Directions. Lines holding the string "JSON" are the ones to copy; find them all in the data.

***** Available data

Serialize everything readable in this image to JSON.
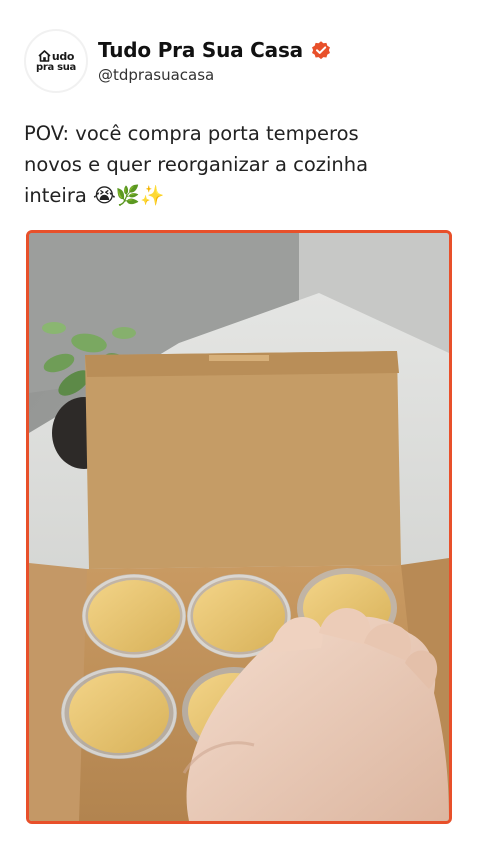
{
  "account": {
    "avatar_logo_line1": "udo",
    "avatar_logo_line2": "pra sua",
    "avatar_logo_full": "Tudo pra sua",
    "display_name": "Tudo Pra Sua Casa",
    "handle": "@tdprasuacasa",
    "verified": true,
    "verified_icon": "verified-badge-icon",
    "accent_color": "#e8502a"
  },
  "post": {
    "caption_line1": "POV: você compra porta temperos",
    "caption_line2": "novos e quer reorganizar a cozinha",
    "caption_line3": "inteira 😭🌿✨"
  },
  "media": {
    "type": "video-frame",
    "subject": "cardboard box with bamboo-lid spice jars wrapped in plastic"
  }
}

**********
***** Available data

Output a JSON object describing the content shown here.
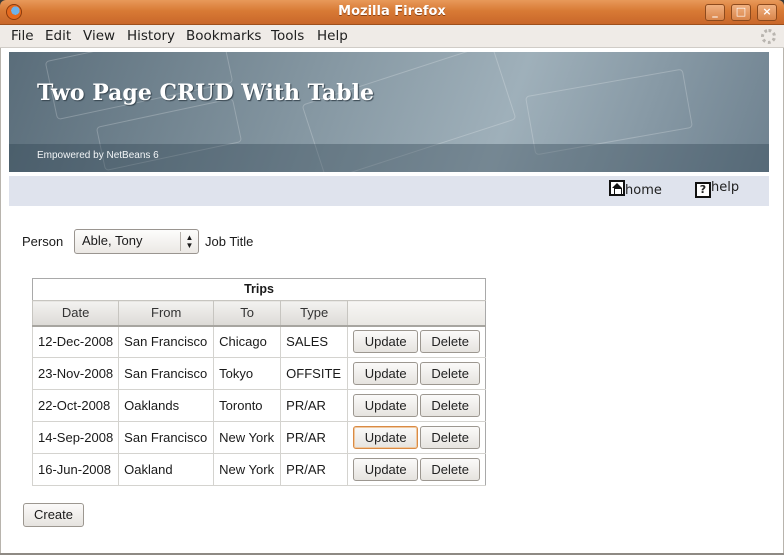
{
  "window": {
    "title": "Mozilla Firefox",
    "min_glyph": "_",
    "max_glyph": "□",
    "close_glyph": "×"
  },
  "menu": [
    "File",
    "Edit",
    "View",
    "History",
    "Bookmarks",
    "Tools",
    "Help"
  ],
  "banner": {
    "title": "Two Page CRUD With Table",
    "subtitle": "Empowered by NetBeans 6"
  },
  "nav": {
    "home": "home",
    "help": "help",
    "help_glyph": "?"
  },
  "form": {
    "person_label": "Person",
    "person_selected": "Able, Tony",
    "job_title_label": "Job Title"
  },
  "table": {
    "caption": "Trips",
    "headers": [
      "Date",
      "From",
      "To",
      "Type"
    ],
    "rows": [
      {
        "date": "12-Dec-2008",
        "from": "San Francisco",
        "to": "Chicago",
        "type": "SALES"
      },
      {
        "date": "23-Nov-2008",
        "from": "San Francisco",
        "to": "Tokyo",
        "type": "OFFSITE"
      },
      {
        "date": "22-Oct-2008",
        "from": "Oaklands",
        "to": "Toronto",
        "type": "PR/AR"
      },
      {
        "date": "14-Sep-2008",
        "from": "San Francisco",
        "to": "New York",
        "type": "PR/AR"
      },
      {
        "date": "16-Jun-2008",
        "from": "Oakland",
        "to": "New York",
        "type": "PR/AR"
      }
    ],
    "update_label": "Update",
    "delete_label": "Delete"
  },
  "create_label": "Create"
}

**********

Answer to the exercise.
Serialize everything readable in this image to JSON.
Output a JSON object describing the content shown here.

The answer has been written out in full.